Task requirements: Restate the whole of the material. Keep every word, and drop the pictures.

The input:
━━━━━━

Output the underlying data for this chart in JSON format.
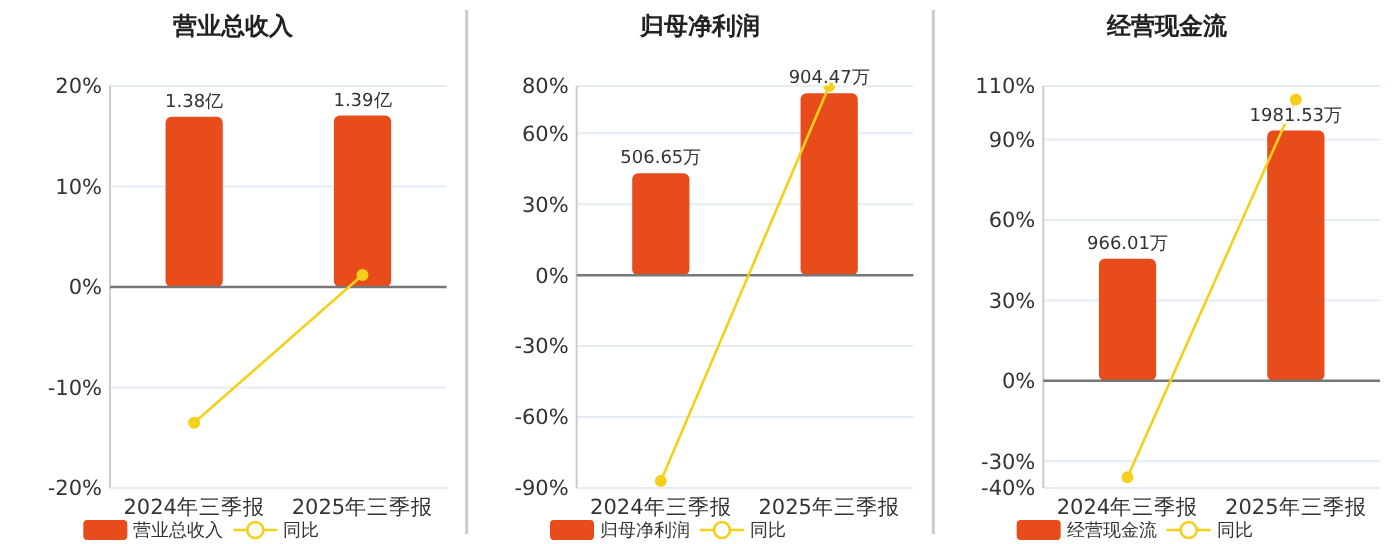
{
  "chart_data": [
    {
      "type": "bar",
      "title": "营业总收入",
      "categories": [
        "2024年三季报",
        "2025年三季报"
      ],
      "series": [
        {
          "name": "营业总收入",
          "axis": "y2",
          "color": "#e84c1b",
          "values": [
            1.38,
            1.39
          ],
          "value_labels": [
            "1.38亿",
            "1.39亿"
          ]
        },
        {
          "name": "同比",
          "type": "line",
          "color": "#f5d01a",
          "values": [
            -13.5,
            1.2
          ]
        }
      ],
      "ylim": [
        -20,
        20
      ],
      "yticks": [
        {
          "value": -20,
          "label": "-20%"
        },
        {
          "value": -10,
          "label": "-10%"
        },
        {
          "value": 0,
          "label": "0%"
        },
        {
          "value": 10,
          "label": "10%"
        },
        {
          "value": 20,
          "label": "20%"
        }
      ],
      "y2lim": [
        -1.63,
        1.63
      ],
      "grid": "y",
      "legend": "bottom",
      "marker": "circle"
    },
    {
      "type": "bar",
      "title": "归母净利润",
      "categories": [
        "2024年三季报",
        "2025年三季报"
      ],
      "series": [
        {
          "name": "归母净利润",
          "axis": "y2",
          "color": "#e84c1b",
          "values": [
            506.65,
            904.47
          ],
          "value_labels": [
            "506.65万",
            "904.47万"
          ]
        },
        {
          "name": "同比",
          "type": "line",
          "color": "#f5d01a",
          "values": [
            -87,
            80
          ]
        }
      ],
      "ylim": [
        -90,
        80
      ],
      "yticks": [
        {
          "value": -90,
          "label": "-90%"
        },
        {
          "value": -60,
          "label": "-60%"
        },
        {
          "value": -30,
          "label": "-30%"
        },
        {
          "value": 0,
          "label": "0%"
        },
        {
          "value": 30,
          "label": "30%"
        },
        {
          "value": 60,
          "label": "60%"
        },
        {
          "value": 80,
          "label": "80%"
        }
      ],
      "y2lim": [
        -1058,
        941
      ],
      "grid": "y",
      "legend": "bottom",
      "marker": "circle"
    },
    {
      "type": "bar",
      "title": "经营现金流",
      "categories": [
        "2024年三季报",
        "2025年三季报"
      ],
      "series": [
        {
          "name": "经营现金流",
          "axis": "y2",
          "color": "#e84c1b",
          "values": [
            966.01,
            1981.53
          ],
          "value_labels": [
            "966.01万",
            "1981.53万"
          ]
        },
        {
          "name": "同比",
          "type": "line",
          "color": "#f5d01a",
          "values": [
            -36,
            105
          ]
        }
      ],
      "ylim": [
        -40,
        110
      ],
      "yticks": [
        {
          "value": -40,
          "label": "-40%"
        },
        {
          "value": -30,
          "label": "-30%"
        },
        {
          "value": 0,
          "label": "0%"
        },
        {
          "value": 30,
          "label": "30%"
        },
        {
          "value": 60,
          "label": "60%"
        },
        {
          "value": 90,
          "label": "90%"
        },
        {
          "value": 110,
          "label": "110%"
        }
      ],
      "y2lim": [
        -849,
        2334
      ],
      "grid": "y",
      "legend": "bottom",
      "marker": "circle"
    }
  ]
}
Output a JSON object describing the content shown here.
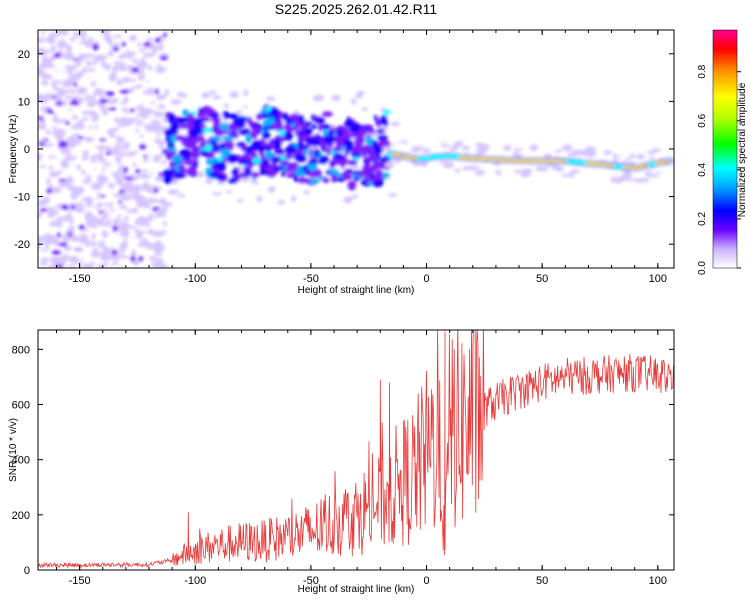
{
  "title": "S225.2025.262.01.42.R11",
  "chart_data": [
    {
      "type": "heatmap",
      "xlabel": "Height of straight line (km)",
      "ylabel": "Frequency (Hz)",
      "xlim": [
        -168,
        107
      ],
      "ylim": [
        -25,
        25
      ],
      "x_ticks": [
        -150,
        -100,
        -50,
        0,
        50,
        100
      ],
      "x_tick_labels": [
        "-150",
        "-100",
        "-50",
        "0",
        "50",
        "100"
      ],
      "y_ticks": [
        -20,
        -10,
        0,
        10,
        20
      ],
      "y_tick_labels": [
        "-20",
        "-10",
        "0",
        "10",
        "20"
      ],
      "colorbar": {
        "label": "Normalized spectral amplitude",
        "range": [
          0,
          0.97
        ],
        "ticks": [
          0,
          0.2,
          0.4,
          0.6,
          0.8
        ],
        "tick_labels": [
          "0.0",
          "0.2",
          "0.4",
          "0.6",
          "0.8"
        ]
      },
      "ridge": {
        "x": [
          -115,
          -100,
          -90,
          -80,
          -70,
          -60,
          -50,
          -40,
          -30,
          -20,
          -15,
          -10,
          -5,
          0,
          5,
          10,
          20,
          30,
          40,
          50,
          60,
          70,
          80,
          90,
          100,
          105
        ],
        "freq": [
          -3,
          -1,
          -2,
          -3,
          -1,
          -2,
          -3,
          -2,
          -4,
          -3,
          -1,
          -1.5,
          -2,
          -2,
          -1.5,
          -1.5,
          -2,
          -2.2,
          -2.5,
          -2.5,
          -2.5,
          -3,
          -3.5,
          -4,
          -3,
          -2.5
        ]
      }
    },
    {
      "type": "line",
      "xlabel": "Height of straight line (km)",
      "ylabel": "SNR (10 * v/v)",
      "xlim": [
        -168,
        107
      ],
      "ylim": [
        0,
        870
      ],
      "x_ticks": [
        -150,
        -100,
        -50,
        0,
        50,
        100
      ],
      "x_tick_labels": [
        "-150",
        "-100",
        "-50",
        "0",
        "50",
        "100"
      ],
      "y_ticks": [
        0,
        200,
        400,
        600,
        800
      ],
      "y_tick_labels": [
        "0",
        "200",
        "400",
        "600",
        "800"
      ],
      "color": "#e83a3a",
      "trend": {
        "x": [
          -168,
          -150,
          -120,
          -110,
          -105,
          -100,
          -90,
          -80,
          -70,
          -60,
          -50,
          -40,
          -30,
          -20,
          -15,
          -10,
          -5,
          0,
          5,
          8,
          10,
          15,
          20,
          30,
          40,
          50,
          60,
          70,
          80,
          90,
          100,
          107
        ],
        "snr": [
          18,
          18,
          20,
          35,
          55,
          70,
          90,
          100,
          105,
          120,
          140,
          170,
          200,
          250,
          290,
          320,
          350,
          420,
          480,
          120,
          520,
          520,
          560,
          610,
          650,
          680,
          700,
          705,
          710,
          715,
          705,
          700
        ]
      },
      "spikes": [
        {
          "x": 8,
          "snr": 865
        },
        {
          "x": 12,
          "snr": 800
        },
        {
          "x": -20,
          "snr": 690
        },
        {
          "x": -16,
          "snr": 680
        },
        {
          "x": -103,
          "snr": 210
        },
        {
          "x": 8,
          "snr": 75
        }
      ]
    }
  ]
}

━━━━━━

Complete output:
Output the underlying data for this chart in JSON format.
{
  "chart_data": [
    {
      "type": "bar",
      "title": "营业总收入",
      "categories": [
        "2024年三季报",
        "2025年三季报"
      ],
      "series": [
        {
          "name": "营业总收入",
          "axis": "y2",
          "color": "#e84c1b",
          "values": [
            1.38,
            1.39
          ],
          "value_labels": [
            "1.38亿",
            "1.39亿"
          ]
        },
        {
          "name": "同比",
          "type": "line",
          "color": "#f5d01a",
          "values": [
            -13.5,
            1.2
          ]
        }
      ],
      "ylim": [
        -20,
        20
      ],
      "yticks": [
        {
          "value": -20,
          "label": "-20%"
        },
        {
          "value": -10,
          "label": "-10%"
        },
        {
          "value": 0,
          "label": "0%"
        },
        {
          "value": 10,
          "label": "10%"
        },
        {
          "value": 20,
          "label": "20%"
        }
      ],
      "y2lim": [
        -1.63,
        1.63
      ],
      "grid": "y",
      "legend": "bottom",
      "marker": "circle"
    },
    {
      "type": "bar",
      "title": "归母净利润",
      "categories": [
        "2024年三季报",
        "2025年三季报"
      ],
      "series": [
        {
          "name": "归母净利润",
          "axis": "y2",
          "color": "#e84c1b",
          "values": [
            506.65,
            904.47
          ],
          "value_labels": [
            "506.65万",
            "904.47万"
          ]
        },
        {
          "name": "同比",
          "type": "line",
          "color": "#f5d01a",
          "values": [
            -87,
            80
          ]
        }
      ],
      "ylim": [
        -90,
        80
      ],
      "yticks": [
        {
          "value": -90,
          "label": "-90%"
        },
        {
          "value": -60,
          "label": "-60%"
        },
        {
          "value": -30,
          "label": "-30%"
        },
        {
          "value": 0,
          "label": "0%"
        },
        {
          "value": 30,
          "label": "30%"
        },
        {
          "value": 60,
          "label": "60%"
        },
        {
          "value": 80,
          "label": "80%"
        }
      ],
      "y2lim": [
        -1058,
        941
      ],
      "grid": "y",
      "legend": "bottom",
      "marker": "circle"
    },
    {
      "type": "bar",
      "title": "经营现金流",
      "categories": [
        "2024年三季报",
        "2025年三季报"
      ],
      "series": [
        {
          "name": "经营现金流",
          "axis": "y2",
          "color": "#e84c1b",
          "values": [
            966.01,
            1981.53
          ],
          "value_labels": [
            "966.01万",
            "1981.53万"
          ]
        },
        {
          "name": "同比",
          "type": "line",
          "color": "#f5d01a",
          "values": [
            -36,
            105
          ]
        }
      ],
      "ylim": [
        -40,
        110
      ],
      "yticks": [
        {
          "value": -40,
          "label": "-40%"
        },
        {
          "value": -30,
          "label": "-30%"
        },
        {
          "value": 0,
          "label": "0%"
        },
        {
          "value": 30,
          "label": "30%"
        },
        {
          "value": 60,
          "label": "60%"
        },
        {
          "value": 90,
          "label": "90%"
        },
        {
          "value": 110,
          "label": "110%"
        }
      ],
      "y2lim": [
        -849,
        2334
      ],
      "grid": "y",
      "legend": "bottom",
      "marker": "circle"
    }
  ]
}
Output a JSON object describing the content shown here.
{
  "title": "S225.2025.262.01.42.R11",
  "chart_data": [
    {
      "type": "heatmap",
      "xlabel": "Height of straight line (km)",
      "ylabel": "Frequency (Hz)",
      "xlim": [
        -168,
        107
      ],
      "ylim": [
        -25,
        25
      ],
      "x_ticks": [
        -150,
        -100,
        -50,
        0,
        50,
        100
      ],
      "x_tick_labels": [
        "-150",
        "-100",
        "-50",
        "0",
        "50",
        "100"
      ],
      "y_ticks": [
        -20,
        -10,
        0,
        10,
        20
      ],
      "y_tick_labels": [
        "-20",
        "-10",
        "0",
        "10",
        "20"
      ],
      "colorbar": {
        "label": "Normalized spectral amplitude",
        "range": [
          0,
          0.97
        ],
        "ticks": [
          0,
          0.2,
          0.4,
          0.6,
          0.8
        ],
        "tick_labels": [
          "0.0",
          "0.2",
          "0.4",
          "0.6",
          "0.8"
        ]
      },
      "ridge": {
        "x": [
          -115,
          -100,
          -90,
          -80,
          -70,
          -60,
          -50,
          -40,
          -30,
          -20,
          -15,
          -10,
          -5,
          0,
          5,
          10,
          20,
          30,
          40,
          50,
          60,
          70,
          80,
          90,
          100,
          105
        ],
        "freq": [
          -3,
          -1,
          -2,
          -3,
          -1,
          -2,
          -3,
          -2,
          -4,
          -3,
          -1,
          -1.5,
          -2,
          -2,
          -1.5,
          -1.5,
          -2,
          -2.2,
          -2.5,
          -2.5,
          -2.5,
          -3,
          -3.5,
          -4,
          -3,
          -2.5
        ]
      }
    },
    {
      "type": "line",
      "xlabel": "Height of straight line (km)",
      "ylabel": "SNR (10 * v/v)",
      "xlim": [
        -168,
        107
      ],
      "ylim": [
        0,
        870
      ],
      "x_ticks": [
        -150,
        -100,
        -50,
        0,
        50,
        100
      ],
      "x_tick_labels": [
        "-150",
        "-100",
        "-50",
        "0",
        "50",
        "100"
      ],
      "y_ticks": [
        0,
        200,
        400,
        600,
        800
      ],
      "y_tick_labels": [
        "0",
        "200",
        "400",
        "600",
        "800"
      ],
      "color": "#e83a3a",
      "trend": {
        "x": [
          -168,
          -150,
          -120,
          -110,
          -105,
          -100,
          -90,
          -80,
          -70,
          -60,
          -50,
          -40,
          -30,
          -20,
          -15,
          -10,
          -5,
          0,
          5,
          8,
          10,
          15,
          20,
          30,
          40,
          50,
          60,
          70,
          80,
          90,
          100,
          107
        ],
        "snr": [
          18,
          18,
          20,
          35,
          55,
          70,
          90,
          100,
          105,
          120,
          140,
          170,
          200,
          250,
          290,
          320,
          350,
          420,
          480,
          120,
          520,
          520,
          560,
          610,
          650,
          680,
          700,
          705,
          710,
          715,
          705,
          700
        ]
      },
      "spikes": [
        {
          "x": 8,
          "snr": 865
        },
        {
          "x": 12,
          "snr": 800
        },
        {
          "x": -20,
          "snr": 690
        },
        {
          "x": -16,
          "snr": 680
        },
        {
          "x": -103,
          "snr": 210
        },
        {
          "x": 8,
          "snr": 75
        }
      ]
    }
  ]
}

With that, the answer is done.